Information supplied:
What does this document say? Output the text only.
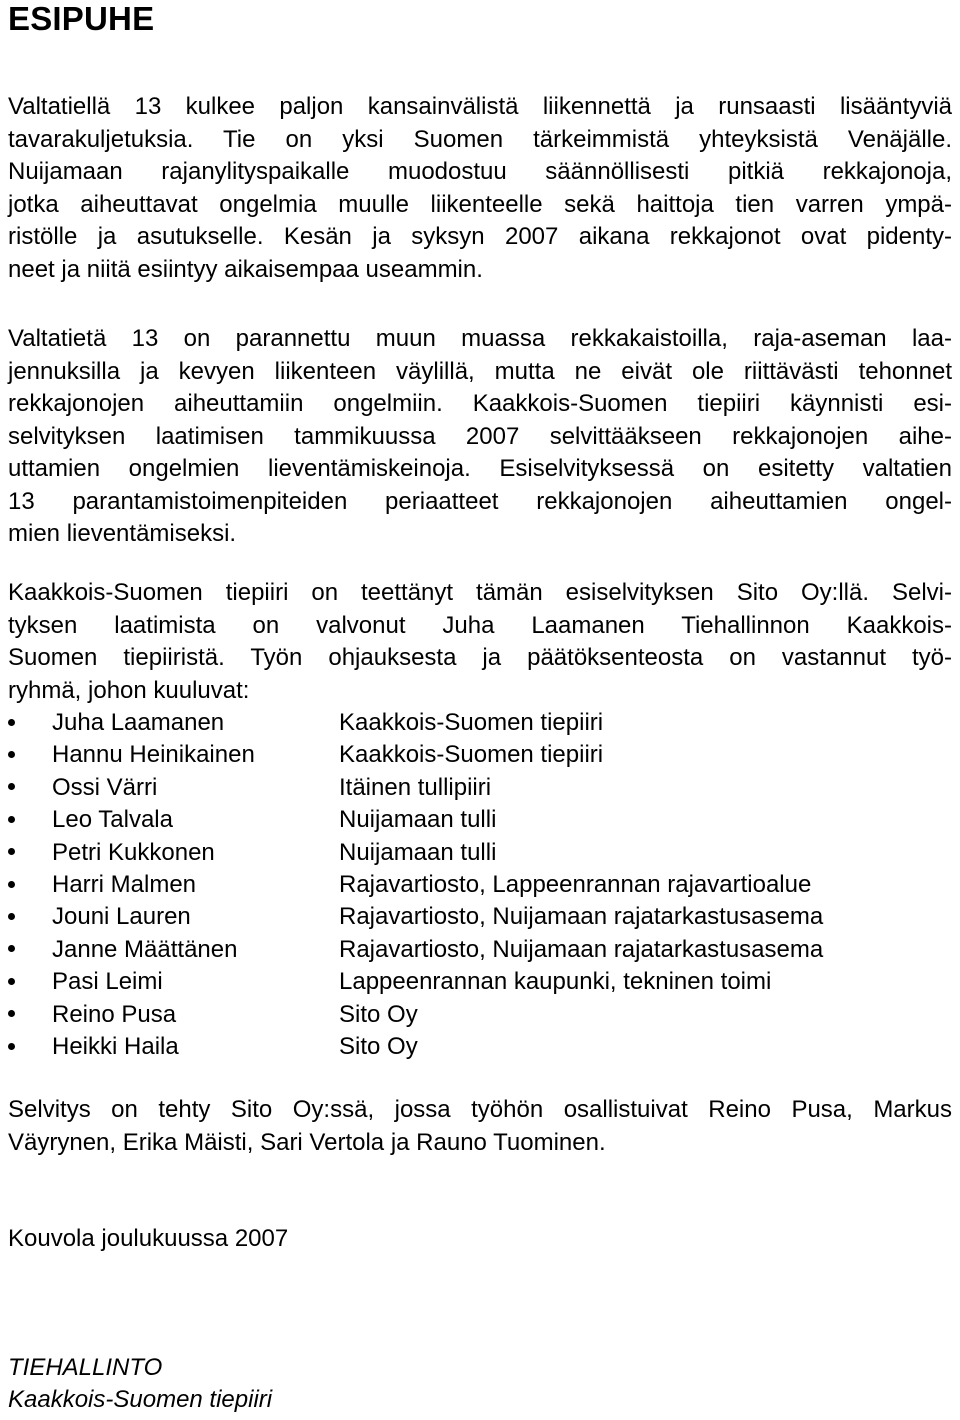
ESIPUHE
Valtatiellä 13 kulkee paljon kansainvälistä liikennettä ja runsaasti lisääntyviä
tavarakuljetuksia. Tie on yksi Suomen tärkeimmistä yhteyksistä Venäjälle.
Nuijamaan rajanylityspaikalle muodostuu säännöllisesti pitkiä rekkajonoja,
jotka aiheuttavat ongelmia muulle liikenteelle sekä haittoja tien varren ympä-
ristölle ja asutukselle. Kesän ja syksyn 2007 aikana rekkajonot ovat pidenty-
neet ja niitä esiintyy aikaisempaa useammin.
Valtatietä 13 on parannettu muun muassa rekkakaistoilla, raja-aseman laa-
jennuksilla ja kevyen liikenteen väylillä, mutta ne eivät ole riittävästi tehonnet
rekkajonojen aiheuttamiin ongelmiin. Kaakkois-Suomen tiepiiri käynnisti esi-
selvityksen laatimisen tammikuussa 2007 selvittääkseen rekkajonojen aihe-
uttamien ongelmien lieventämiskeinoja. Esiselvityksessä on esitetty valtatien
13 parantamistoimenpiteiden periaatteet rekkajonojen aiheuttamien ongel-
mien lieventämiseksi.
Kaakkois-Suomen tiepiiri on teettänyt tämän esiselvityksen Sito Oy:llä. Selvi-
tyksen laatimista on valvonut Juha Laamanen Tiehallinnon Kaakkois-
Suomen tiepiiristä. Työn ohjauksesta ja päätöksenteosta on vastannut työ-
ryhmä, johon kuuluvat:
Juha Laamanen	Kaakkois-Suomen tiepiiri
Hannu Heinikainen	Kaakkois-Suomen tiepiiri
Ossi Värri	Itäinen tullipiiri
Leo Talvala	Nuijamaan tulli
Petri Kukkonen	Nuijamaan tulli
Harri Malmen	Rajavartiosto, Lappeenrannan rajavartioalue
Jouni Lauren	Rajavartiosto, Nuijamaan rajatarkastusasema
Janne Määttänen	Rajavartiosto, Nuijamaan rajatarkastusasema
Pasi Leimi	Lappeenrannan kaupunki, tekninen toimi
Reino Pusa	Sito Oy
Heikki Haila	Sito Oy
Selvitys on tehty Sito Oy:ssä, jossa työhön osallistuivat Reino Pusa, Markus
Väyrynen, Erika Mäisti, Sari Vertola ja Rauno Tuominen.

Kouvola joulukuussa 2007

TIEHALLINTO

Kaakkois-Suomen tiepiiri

...

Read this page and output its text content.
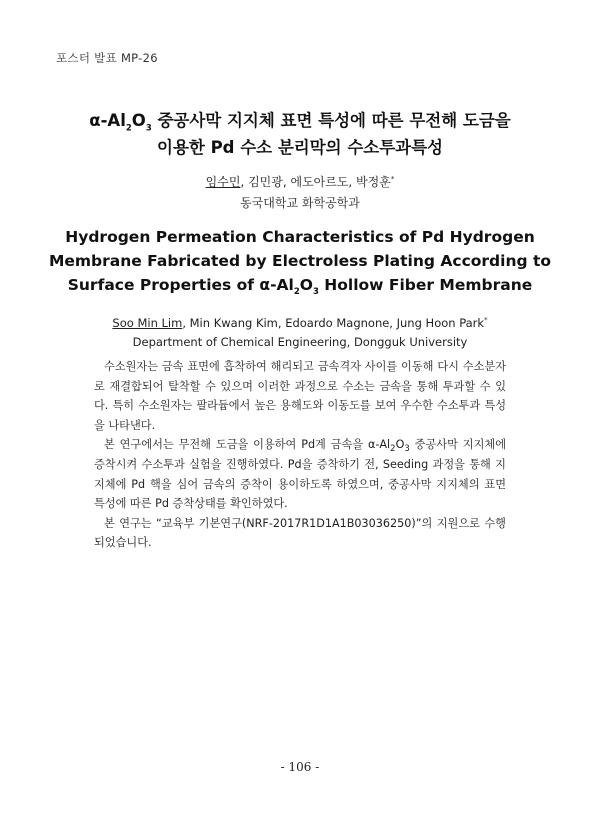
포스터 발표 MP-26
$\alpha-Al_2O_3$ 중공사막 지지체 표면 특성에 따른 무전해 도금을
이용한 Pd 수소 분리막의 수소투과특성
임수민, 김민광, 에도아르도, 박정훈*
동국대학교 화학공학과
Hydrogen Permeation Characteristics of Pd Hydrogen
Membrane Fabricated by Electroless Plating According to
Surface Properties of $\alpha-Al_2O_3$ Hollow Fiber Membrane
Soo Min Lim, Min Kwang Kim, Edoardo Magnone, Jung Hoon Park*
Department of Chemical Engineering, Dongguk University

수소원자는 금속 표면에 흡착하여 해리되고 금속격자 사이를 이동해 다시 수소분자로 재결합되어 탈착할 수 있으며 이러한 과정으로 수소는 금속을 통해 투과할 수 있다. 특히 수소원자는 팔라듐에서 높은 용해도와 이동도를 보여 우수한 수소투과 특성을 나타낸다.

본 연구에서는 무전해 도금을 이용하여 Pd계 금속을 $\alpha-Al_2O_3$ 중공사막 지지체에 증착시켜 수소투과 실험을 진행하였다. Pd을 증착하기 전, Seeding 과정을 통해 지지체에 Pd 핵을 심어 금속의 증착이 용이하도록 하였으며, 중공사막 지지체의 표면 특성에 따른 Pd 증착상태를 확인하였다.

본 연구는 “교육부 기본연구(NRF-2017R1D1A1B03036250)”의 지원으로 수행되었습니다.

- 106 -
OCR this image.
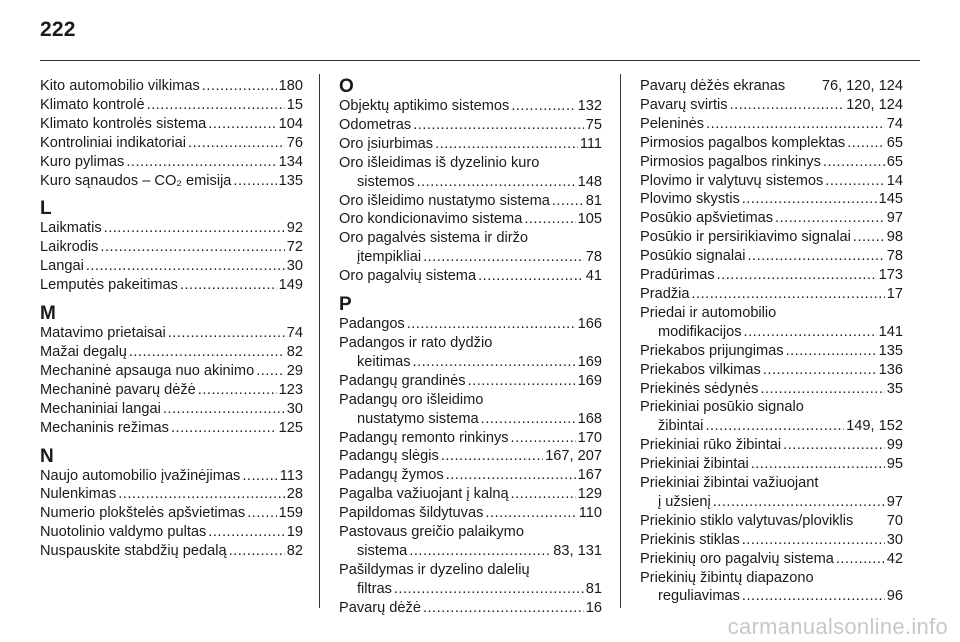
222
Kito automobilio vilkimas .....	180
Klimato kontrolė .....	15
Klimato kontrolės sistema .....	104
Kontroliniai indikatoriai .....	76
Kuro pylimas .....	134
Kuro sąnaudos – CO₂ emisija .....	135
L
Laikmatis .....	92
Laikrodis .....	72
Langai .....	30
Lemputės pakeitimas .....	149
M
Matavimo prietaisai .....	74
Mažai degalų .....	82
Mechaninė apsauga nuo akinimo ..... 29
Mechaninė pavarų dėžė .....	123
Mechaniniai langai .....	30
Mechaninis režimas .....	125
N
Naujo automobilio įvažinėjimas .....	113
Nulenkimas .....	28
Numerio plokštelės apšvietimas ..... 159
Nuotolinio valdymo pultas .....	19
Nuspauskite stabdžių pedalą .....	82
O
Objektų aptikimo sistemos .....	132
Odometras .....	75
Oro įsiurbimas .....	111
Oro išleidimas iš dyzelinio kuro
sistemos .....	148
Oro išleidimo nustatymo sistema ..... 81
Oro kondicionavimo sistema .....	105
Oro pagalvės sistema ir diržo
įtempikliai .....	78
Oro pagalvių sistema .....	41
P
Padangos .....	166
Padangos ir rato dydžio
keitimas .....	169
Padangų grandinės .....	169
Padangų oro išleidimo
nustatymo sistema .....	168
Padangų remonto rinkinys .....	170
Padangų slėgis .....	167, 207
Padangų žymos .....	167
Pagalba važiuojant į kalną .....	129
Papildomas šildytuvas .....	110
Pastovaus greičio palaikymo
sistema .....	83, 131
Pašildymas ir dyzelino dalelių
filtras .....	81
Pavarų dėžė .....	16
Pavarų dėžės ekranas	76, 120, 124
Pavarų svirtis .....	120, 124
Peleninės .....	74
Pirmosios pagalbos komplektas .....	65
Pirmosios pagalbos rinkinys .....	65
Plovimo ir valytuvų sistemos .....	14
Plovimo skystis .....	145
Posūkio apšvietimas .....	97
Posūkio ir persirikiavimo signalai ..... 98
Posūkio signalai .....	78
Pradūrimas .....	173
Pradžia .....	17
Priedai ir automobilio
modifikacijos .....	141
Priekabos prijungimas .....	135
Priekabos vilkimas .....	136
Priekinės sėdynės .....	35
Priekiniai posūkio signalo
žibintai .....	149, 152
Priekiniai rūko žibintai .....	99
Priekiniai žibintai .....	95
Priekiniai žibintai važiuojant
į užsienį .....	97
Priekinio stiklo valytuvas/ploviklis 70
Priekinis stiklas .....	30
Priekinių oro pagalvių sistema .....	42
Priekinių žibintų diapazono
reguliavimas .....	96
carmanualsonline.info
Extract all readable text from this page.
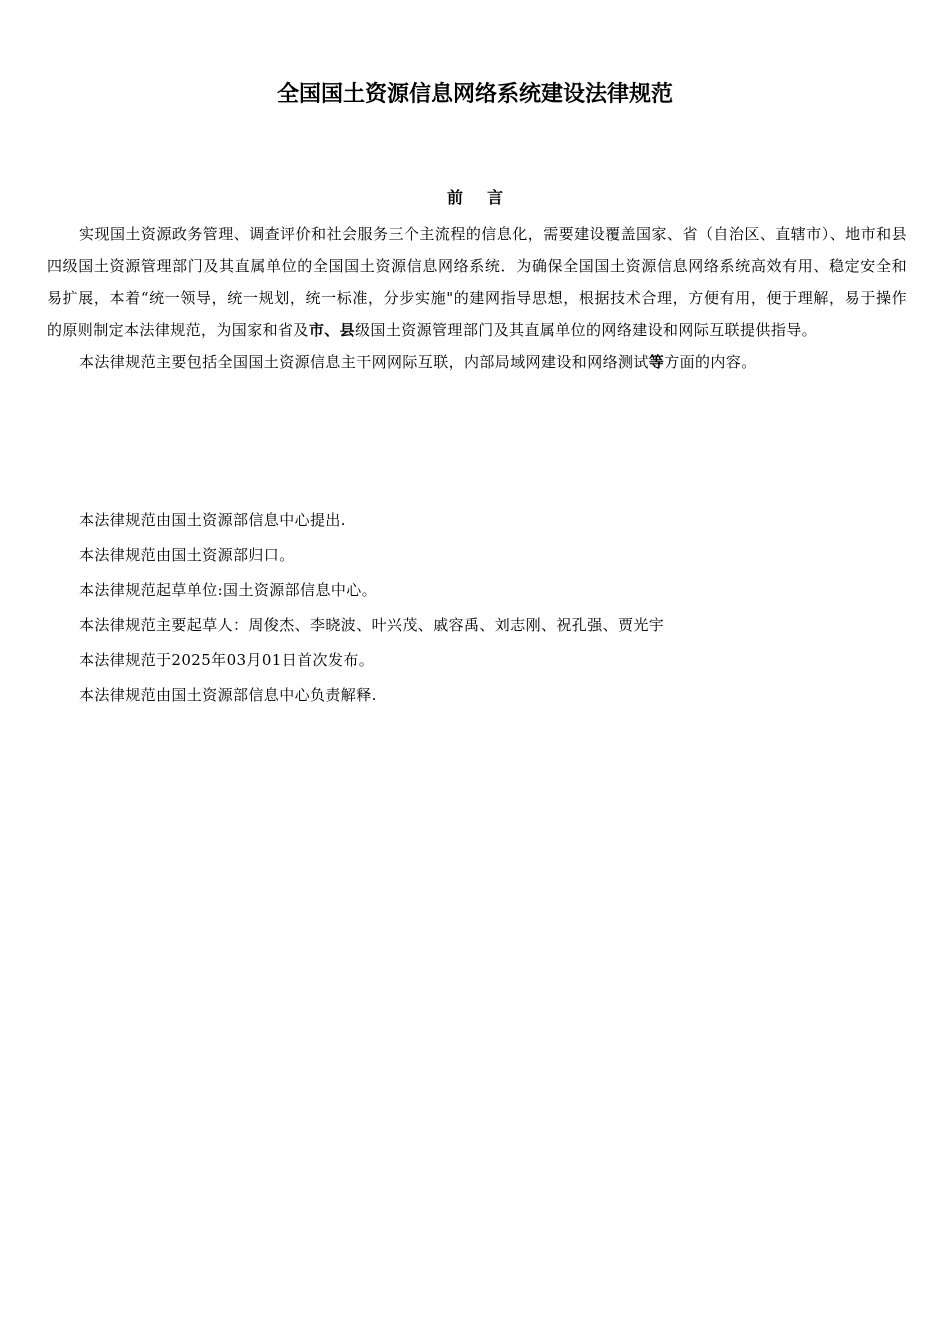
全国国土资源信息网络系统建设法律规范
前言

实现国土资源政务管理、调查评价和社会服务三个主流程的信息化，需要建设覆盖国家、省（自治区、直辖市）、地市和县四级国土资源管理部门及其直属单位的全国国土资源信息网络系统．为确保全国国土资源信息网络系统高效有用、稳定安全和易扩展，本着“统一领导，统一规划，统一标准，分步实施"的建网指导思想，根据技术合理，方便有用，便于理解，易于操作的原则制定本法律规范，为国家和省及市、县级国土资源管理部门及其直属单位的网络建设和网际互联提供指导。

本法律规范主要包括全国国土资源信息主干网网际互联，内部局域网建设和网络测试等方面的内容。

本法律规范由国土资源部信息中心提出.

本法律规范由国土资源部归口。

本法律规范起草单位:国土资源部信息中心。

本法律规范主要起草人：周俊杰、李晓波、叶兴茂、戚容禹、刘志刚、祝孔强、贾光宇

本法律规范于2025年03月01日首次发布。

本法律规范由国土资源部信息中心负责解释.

Given instruction: In the records above, find each line that holds the word "Plovimo"; copy all such lines.

Complete output:
Plovimo ir valytuvų sistemos .....	14
Plovimo skystis .....	145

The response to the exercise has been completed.